**Your task**
From the material below, list every line containing "Weather".

__________________________________________________

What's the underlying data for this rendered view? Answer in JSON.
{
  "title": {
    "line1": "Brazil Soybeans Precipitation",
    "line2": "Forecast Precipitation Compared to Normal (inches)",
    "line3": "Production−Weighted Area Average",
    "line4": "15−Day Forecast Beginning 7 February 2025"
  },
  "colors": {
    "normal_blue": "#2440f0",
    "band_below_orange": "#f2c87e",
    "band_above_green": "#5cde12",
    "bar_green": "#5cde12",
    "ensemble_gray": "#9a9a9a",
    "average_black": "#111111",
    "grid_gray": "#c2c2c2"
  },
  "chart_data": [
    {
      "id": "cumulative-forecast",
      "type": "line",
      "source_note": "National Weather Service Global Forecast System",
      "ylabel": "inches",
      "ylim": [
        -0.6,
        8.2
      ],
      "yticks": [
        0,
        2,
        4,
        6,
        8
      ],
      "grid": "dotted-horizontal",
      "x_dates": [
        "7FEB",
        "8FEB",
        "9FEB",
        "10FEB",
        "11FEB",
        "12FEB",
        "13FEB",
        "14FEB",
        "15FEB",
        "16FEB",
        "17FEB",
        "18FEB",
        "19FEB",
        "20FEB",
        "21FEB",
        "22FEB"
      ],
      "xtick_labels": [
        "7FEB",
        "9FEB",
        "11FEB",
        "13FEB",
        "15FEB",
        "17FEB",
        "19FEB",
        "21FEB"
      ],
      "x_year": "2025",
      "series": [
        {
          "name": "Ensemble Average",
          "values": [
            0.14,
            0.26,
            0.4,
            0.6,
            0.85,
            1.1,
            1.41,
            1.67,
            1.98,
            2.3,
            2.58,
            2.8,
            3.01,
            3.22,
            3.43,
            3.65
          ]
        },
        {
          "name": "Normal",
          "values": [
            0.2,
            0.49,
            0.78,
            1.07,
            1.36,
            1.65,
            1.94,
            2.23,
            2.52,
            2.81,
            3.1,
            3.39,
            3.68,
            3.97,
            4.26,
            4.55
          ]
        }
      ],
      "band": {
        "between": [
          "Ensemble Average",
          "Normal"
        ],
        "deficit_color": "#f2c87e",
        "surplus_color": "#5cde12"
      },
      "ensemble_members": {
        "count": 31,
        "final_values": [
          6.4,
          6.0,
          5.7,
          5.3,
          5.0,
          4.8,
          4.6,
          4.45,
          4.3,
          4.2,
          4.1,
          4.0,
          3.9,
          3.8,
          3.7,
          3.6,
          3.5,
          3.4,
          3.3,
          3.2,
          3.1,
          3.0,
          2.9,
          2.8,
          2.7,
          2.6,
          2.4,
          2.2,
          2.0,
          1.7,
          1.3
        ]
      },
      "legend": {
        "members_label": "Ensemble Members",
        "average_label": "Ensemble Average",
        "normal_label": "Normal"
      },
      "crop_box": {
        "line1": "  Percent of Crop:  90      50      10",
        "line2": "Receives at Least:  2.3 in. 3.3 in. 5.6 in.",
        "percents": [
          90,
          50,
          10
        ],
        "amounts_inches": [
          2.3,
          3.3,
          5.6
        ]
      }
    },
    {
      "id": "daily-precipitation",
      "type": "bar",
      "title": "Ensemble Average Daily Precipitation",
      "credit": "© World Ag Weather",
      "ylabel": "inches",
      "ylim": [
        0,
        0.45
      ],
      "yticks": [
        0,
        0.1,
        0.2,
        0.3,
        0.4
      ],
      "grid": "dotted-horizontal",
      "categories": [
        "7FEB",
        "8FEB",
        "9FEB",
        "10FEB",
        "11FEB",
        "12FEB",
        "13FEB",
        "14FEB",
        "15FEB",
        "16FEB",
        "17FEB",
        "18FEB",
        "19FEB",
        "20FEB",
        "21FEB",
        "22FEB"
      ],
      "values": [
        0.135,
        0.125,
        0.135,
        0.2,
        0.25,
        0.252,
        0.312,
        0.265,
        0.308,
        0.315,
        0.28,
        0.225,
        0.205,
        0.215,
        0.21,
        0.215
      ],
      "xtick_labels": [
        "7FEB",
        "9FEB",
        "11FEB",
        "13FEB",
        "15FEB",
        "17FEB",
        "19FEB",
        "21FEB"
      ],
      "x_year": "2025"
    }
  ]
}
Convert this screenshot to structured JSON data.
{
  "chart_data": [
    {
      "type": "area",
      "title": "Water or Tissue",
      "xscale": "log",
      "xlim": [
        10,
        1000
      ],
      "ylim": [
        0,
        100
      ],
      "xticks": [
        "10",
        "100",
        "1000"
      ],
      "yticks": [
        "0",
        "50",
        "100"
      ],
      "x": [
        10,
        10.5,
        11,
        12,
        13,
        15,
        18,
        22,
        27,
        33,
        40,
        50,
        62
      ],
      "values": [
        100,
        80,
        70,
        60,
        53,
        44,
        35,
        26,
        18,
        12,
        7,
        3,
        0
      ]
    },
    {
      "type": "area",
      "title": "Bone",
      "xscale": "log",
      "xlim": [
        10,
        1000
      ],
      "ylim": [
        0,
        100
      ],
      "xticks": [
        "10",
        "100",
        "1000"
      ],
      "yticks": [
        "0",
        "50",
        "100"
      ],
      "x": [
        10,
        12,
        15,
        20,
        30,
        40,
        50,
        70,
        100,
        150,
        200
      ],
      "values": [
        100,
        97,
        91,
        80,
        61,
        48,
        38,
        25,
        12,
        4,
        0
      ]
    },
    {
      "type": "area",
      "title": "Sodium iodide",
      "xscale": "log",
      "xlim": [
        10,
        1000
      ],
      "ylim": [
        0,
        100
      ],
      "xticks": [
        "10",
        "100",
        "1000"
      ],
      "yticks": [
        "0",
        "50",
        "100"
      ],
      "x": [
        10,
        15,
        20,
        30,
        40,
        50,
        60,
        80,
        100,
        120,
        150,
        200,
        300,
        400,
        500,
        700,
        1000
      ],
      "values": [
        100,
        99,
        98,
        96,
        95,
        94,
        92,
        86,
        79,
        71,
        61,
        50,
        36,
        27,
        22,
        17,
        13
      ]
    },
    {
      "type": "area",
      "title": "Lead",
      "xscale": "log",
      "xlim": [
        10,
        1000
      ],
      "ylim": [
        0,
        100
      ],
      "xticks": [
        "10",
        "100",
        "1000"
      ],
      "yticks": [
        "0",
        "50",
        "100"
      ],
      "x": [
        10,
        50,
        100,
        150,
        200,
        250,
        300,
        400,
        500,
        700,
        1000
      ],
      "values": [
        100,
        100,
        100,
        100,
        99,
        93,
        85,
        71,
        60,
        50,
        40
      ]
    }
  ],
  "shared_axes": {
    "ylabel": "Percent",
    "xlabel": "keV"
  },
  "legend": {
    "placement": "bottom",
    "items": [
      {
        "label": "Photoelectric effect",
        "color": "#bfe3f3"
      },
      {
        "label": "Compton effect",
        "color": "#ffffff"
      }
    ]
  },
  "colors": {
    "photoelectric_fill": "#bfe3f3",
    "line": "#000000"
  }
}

__________________________________________________

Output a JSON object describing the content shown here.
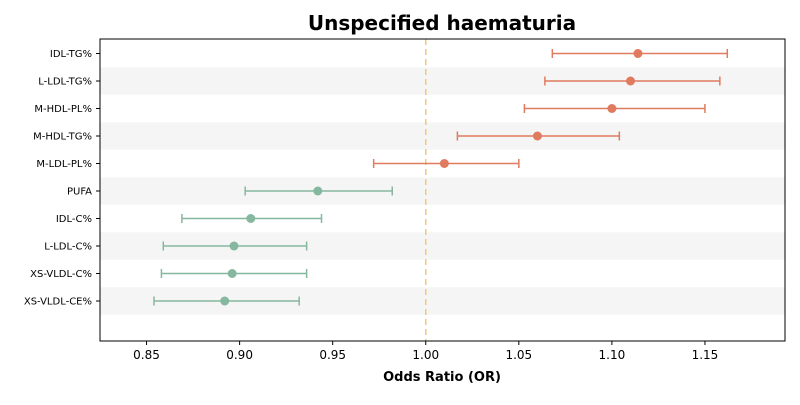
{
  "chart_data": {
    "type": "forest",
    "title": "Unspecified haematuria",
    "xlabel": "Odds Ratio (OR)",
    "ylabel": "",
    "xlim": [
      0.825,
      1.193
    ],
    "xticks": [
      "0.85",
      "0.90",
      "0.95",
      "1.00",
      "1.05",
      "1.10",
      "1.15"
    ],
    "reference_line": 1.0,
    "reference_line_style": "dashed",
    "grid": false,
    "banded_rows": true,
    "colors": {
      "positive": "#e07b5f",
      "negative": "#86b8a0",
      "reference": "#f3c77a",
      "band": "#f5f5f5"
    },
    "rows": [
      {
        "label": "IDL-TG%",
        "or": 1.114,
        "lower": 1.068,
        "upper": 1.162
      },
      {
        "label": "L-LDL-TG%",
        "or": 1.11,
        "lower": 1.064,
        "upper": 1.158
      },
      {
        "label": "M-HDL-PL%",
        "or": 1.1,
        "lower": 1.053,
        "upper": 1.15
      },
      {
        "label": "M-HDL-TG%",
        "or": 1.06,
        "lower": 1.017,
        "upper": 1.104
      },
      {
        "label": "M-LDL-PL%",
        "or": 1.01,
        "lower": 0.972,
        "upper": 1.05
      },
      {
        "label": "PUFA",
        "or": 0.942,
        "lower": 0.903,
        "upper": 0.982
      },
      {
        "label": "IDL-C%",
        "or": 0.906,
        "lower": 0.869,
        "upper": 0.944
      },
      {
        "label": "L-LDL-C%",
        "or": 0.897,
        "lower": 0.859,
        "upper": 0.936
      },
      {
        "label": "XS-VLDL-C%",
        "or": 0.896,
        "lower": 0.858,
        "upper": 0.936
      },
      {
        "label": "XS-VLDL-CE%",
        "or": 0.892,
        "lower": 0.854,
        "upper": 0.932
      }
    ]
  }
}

__________________________________________________

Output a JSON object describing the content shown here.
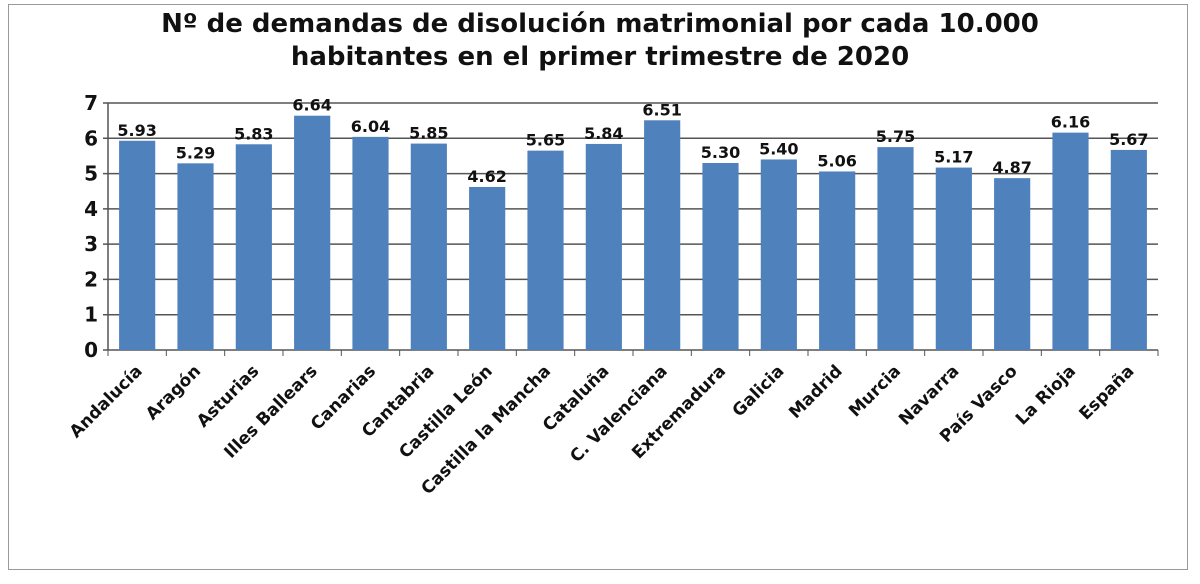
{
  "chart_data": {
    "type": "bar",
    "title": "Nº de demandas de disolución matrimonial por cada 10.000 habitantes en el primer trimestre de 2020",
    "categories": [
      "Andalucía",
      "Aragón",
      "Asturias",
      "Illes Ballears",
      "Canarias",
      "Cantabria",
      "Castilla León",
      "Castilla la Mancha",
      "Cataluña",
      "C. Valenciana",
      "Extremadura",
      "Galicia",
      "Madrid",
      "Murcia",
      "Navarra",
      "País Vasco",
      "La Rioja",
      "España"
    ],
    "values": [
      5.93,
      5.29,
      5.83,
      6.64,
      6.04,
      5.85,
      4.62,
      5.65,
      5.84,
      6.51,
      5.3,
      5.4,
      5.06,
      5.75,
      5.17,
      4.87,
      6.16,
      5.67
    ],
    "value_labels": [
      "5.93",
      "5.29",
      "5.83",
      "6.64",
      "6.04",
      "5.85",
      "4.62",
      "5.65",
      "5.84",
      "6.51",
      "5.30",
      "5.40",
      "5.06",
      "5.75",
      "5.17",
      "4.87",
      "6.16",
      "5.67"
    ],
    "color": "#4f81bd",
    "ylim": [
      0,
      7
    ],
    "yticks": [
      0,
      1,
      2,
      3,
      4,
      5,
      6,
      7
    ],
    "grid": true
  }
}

__________________________________________________

**The response**
      "source_note": "National Weather Service Global Forecast System",
      "credit": "© World Ag Weather",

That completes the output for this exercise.